__Stored records__:
• • • • • • •
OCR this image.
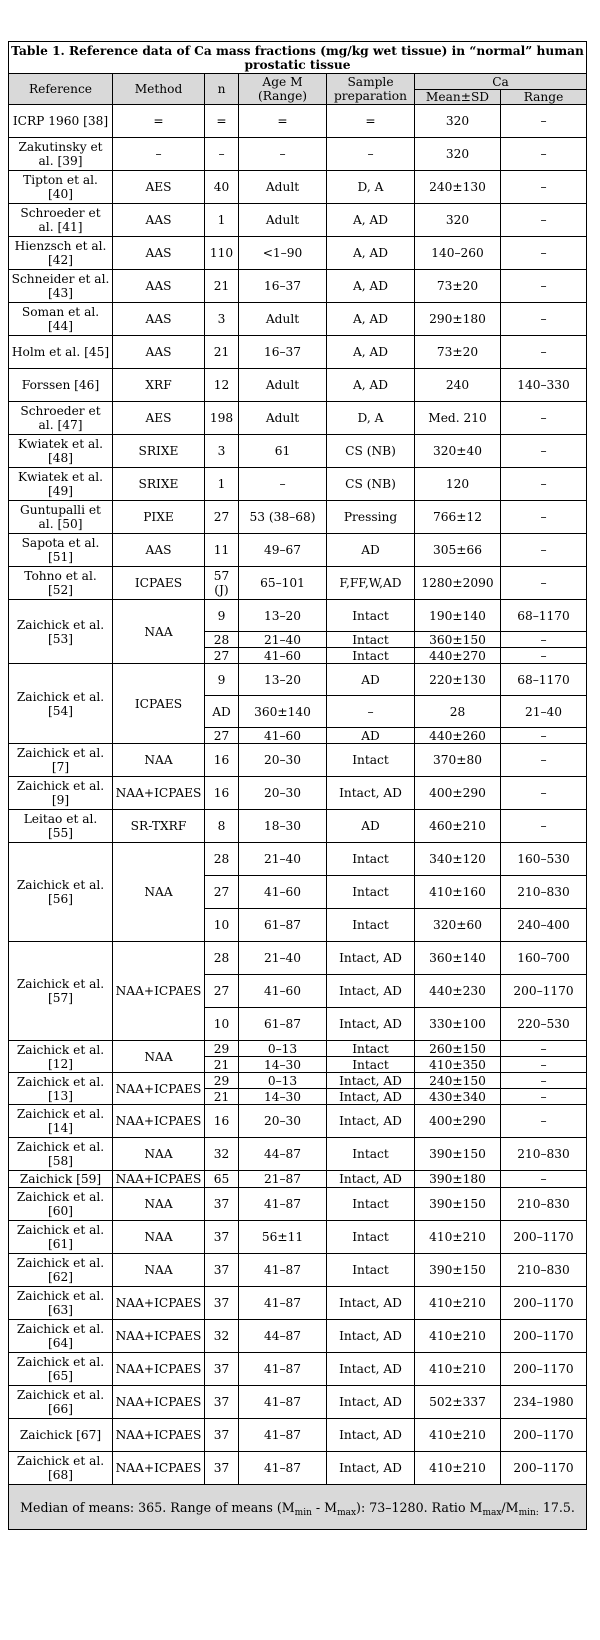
Table 1. Reference data of Ca mass fractions (mg/kg wet tissue) in “normal” human prostatic tissue						
Reference	Method	n	Age M (Range)	Sample preparation	Ca	
					Mean±SD	Range
ICRP 1960 [38]	=	=	=	=	320	–
Zakutinsky et al. [39]	–	–	–	–	320	–
Tipton et al. [40]	AES	40	Adult	D, A	240±130	–
Schroeder et al. [41]	AAS	1	Adult	A, AD	320	–
Hienzsch et al. [42]	AAS	110	<1–90	A, AD	140–260	–
Schneider et al. [43]	AAS	21	16–37	A, AD	73±20	–
Soman et al. [44]	AAS	3	Adult	A, AD	290±180	–
Holm et al. [45]	AAS	21	16–37	A, AD	73±20	–
Forssen [46]	XRF	12	Adult	A, AD	240	140–330
Schroeder et al. [47]	AES	198	Adult	D, A	Med. 210	–
Kwiatek et al. [48]	SRIXE	3	61	CS (NB)	320±40	–
Kwiatek et al. [49]	SRIXE	1	–	CS (NB)	120	–
Guntupalli et al. [50]	PIXE	27	53 (38–68)	Pressing	766±12	–
Sapota et al. [51]	AAS	11	49–67	AD	305±66	–
Tohno et al. [52]	ICPAES	57 (J)	65–101	F,FF,W,AD	1280±2090	–
Zaichick et al. [53]	NAA	9	13–20	Intact	190±140	68–1170
		28	21–40	Intact	360±150	–
		27	41–60	Intact	440±270	–
Zaichick et al. [54]	ICPAES	9	13–20	AD	220±130	68–1170
		AD	360±140	–	28	21–40
		27	41–60	AD	440±260	–
Zaichick et al. [7]	NAA	16	20–30	Intact	370±80	–
Zaichick et al. [9]	NAA+ICPAES	16	20–30	Intact, AD	400±290	–
Leitao et al. [55]	SR-TXRF	8	18–30	AD	460±210	–
Zaichick et al. [56]	NAA	28	21–40	Intact	340±120	160–530
		27	41–60	Intact	410±160	210–830
		10	61–87	Intact	320±60	240–400
Zaichick et al. [57]	NAA+ICPAES	28	21–40	Intact, AD	360±140	160–700
		27	41–60	Intact, AD	440±230	200–1170
		10	61–87	Intact, AD	330±100	220–530
Zaichick et al. [12]	NAA	29	0–13	Intact	260±150	–
		21	14–30	Intact	410±350	–
Zaichick et al. [13]	NAA+ICPAES	29	0–13	Intact, AD	240±150	–
		21	14–30	Intact, AD	430±340	–
Zaichick et al. [14]	NAA+ICPAES	16	20–30	Intact, AD	400±290	–
Zaichick et al. [58]	NAA	32	44–87	Intact	390±150	210–830
Zaichick [59]	NAA+ICPAES	65	21–87	Intact, AD	390±180	–
Zaichick et al. [60]	NAA	37	41–87	Intact	390±150	210–830
Zaichick et al. [61]	NAA	37	56±11	Intact	410±210	200–1170
Zaichick et al. [62]	NAA	37	41–87	Intact	390±150	210–830
Zaichick et al. [63]	NAA+ICPAES	37	41–87	Intact, AD	410±210	200–1170
Zaichick et al. [64]	NAA+ICPAES	32	44–87	Intact, AD	410±210	200–1170
Zaichick et al. [65]	NAA+ICPAES	37	41–87	Intact, AD	410±210	200–1170
Zaichick et al. [66]	NAA+ICPAES	37	41–87	Intact, AD	502±337	234–1980
Zaichick [67]	NAA+ICPAES	37	41–87	Intact, AD	410±210	200–1170
Zaichick et al. [68]	NAA+ICPAES	37	41–87	Intact, AD	410±210	200–1170
Median of means: 365. Range of means $(M_{min} - M_{max})$: 73–1280. Ratio $M_{max}/M_{min:}$ 17.5.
• • • • • • •
__What you have to do__:
Working from the listing above, pick out every line that has "Adult" and copy it.

__Result__:
Tipton et al. [40]	AES	40	Adult	D, A	240±130	–
Schroeder et al. [41]	AAS	1	Adult	A, AD	320	–
Soman et al. [44]	AAS	3	Adult	A, AD	290±180	–
Forssen [46]	XRF	12	Adult	A, AD	240	140–330
Schroeder et al. [47]	AES	198	Adult	D, A	Med. 210	–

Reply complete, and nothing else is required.